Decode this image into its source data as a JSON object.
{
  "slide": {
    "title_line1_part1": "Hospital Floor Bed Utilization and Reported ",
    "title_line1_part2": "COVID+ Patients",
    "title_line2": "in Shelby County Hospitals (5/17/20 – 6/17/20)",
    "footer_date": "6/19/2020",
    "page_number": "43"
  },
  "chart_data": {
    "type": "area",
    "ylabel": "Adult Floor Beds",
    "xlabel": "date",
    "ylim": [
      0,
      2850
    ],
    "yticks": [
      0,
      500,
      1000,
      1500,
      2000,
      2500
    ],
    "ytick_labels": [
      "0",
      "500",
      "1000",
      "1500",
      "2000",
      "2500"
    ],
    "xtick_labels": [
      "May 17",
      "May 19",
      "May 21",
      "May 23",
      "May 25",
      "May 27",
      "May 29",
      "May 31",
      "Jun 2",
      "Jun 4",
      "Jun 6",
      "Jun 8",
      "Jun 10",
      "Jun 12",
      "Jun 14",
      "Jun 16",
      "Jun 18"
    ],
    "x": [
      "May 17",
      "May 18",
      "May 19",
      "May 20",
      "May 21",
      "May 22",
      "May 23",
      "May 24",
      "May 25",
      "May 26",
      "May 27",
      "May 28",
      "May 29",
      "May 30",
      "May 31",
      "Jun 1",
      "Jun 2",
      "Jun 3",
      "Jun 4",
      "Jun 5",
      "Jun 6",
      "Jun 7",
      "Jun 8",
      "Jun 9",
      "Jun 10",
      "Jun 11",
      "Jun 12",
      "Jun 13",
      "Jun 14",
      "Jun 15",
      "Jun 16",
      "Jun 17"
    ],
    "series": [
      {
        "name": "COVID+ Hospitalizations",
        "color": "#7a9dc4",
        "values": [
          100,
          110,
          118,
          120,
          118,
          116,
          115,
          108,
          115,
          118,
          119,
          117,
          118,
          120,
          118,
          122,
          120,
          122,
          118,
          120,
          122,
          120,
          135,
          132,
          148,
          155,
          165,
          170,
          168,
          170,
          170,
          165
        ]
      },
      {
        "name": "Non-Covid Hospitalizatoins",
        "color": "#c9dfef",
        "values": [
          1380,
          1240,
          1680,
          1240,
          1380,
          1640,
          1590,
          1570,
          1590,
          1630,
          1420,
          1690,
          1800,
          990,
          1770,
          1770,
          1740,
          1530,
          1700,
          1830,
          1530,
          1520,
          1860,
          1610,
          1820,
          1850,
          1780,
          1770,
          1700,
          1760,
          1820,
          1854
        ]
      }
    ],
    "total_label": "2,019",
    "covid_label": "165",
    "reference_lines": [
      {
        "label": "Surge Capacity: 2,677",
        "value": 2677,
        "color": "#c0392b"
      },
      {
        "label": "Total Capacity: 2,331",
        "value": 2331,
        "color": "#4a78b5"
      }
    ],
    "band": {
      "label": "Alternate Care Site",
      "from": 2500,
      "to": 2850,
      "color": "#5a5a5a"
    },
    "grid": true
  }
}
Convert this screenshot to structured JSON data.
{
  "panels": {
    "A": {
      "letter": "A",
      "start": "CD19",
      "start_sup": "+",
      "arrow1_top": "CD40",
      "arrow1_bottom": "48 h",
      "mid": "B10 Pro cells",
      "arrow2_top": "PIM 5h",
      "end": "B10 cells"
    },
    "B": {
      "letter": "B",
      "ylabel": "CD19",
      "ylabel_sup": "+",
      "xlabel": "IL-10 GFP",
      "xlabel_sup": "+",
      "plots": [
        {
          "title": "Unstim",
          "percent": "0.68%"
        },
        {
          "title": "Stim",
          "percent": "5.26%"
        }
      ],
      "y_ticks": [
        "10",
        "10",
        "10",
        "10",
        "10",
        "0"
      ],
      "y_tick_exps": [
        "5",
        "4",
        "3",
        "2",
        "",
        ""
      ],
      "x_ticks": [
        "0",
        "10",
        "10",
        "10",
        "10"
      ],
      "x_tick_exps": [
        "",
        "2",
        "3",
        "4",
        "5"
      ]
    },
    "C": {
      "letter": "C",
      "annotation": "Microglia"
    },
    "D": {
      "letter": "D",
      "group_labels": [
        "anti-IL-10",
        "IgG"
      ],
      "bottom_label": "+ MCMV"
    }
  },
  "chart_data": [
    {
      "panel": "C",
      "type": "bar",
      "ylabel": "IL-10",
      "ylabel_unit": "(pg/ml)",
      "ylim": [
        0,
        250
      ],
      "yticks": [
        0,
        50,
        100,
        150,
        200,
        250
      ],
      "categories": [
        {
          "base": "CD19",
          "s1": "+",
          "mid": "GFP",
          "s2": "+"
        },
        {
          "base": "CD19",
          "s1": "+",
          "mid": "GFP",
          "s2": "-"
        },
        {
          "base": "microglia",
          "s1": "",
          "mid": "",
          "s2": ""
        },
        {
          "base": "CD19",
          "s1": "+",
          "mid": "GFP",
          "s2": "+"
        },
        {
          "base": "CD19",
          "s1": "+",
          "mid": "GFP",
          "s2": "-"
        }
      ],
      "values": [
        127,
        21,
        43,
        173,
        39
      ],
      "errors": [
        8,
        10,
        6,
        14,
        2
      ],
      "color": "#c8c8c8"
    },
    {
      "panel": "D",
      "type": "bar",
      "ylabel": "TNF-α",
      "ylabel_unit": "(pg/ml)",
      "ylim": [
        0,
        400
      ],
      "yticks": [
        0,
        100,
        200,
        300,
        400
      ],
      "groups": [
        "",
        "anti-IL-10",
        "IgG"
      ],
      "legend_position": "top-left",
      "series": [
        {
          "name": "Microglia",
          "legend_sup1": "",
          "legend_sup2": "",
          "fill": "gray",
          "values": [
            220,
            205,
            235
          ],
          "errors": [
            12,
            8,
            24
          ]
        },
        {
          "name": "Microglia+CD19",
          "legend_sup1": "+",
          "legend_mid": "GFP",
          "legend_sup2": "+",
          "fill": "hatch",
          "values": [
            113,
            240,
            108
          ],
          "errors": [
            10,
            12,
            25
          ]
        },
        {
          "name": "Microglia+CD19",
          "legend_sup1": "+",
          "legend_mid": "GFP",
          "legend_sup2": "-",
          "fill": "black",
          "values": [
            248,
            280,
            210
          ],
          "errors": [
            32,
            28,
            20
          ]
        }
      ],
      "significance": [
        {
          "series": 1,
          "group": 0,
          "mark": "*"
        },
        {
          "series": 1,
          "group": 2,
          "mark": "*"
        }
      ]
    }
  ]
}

* * *

- _Exercise_
Pull out the lines above in which the word "Floor" appears.

- _Answer to the exercise_
    "title_line1_part1": "Hospital Floor Bed Utilization and Reported ",
    "ylabel": "Adult Floor Beds",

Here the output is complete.